[Records excerpted from a collection]
════
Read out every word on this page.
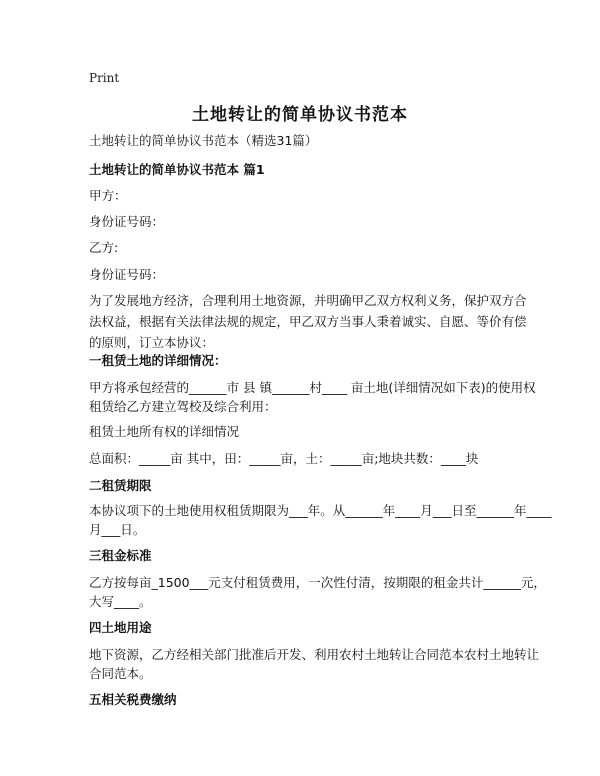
Print
土地转让的简单协议书范本
土地转让的简单协议书范本（精选31篇）
土地转让的简单协议书范本 篇1
甲方：
身份证号码：
乙方:
身份证号码：
为了发展地方经济，合理利用土地资源，并明确甲乙双方权利义务，保护双方合法权益，根据有关法律法规的规定，甲乙双方当事人秉着诚实、自愿、等价有偿的原则，订立本协议：
一租赁土地的详细情况：
甲方将承包经营的______市 县 镇______村____ 亩土地(详细情况如下表)的使用权
租赁给乙方建立驾校及综合利用：
租赁土地所有权的详细情况
总面积：_____亩 其中，田：_____亩，土：_____亩;地块共数：____块
二租赁期限
本协议项下的土地使用权租赁期限为___年。从______年____月___日至______年____
月___日。
三租金标准
乙方按每亩_1500___元支付租赁费用，一次性付清，按期限的租金共计______元，
大写____。
四土地用途
地下资源，乙方经相关部门批准后开发、利用农村土地转让合同范本农村土地转让
合同范本。
五相关税费缴纳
════
# What you should do:
With the pictures omitted, reproduce the records in full and exactly.

# Written answer:
Read out every word on this page.
Print
土地转让的简单协议书范本
土地转让的简单协议书范本（精选31篇）
土地转让的简单协议书范本 篇1
甲方：
身份证号码：
乙方:
身份证号码：
为了发展地方经济，合理利用土地资源，并明确甲乙双方权利义务，保护双方合法权益，根据有关法律法规的规定，甲乙双方当事人秉着诚实、自愿、等价有偿的原则，订立本协议：
一租赁土地的详细情况：
甲方将承包经营的______市 县 镇______村____ 亩土地(详细情况如下表)的使用权
租赁给乙方建立驾校及综合利用：
租赁土地所有权的详细情况
总面积：_____亩 其中，田：_____亩，土：_____亩;地块共数：____块
二租赁期限
本协议项下的土地使用权租赁期限为___年。从______年____月___日至______年____
月___日。
三租金标准
乙方按每亩_1500___元支付租赁费用，一次性付清，按期限的租金共计______元，
大写____。
四土地用途
地下资源，乙方经相关部门批准后开发、利用农村土地转让合同范本农村土地转让
合同范本。
五相关税费缴纳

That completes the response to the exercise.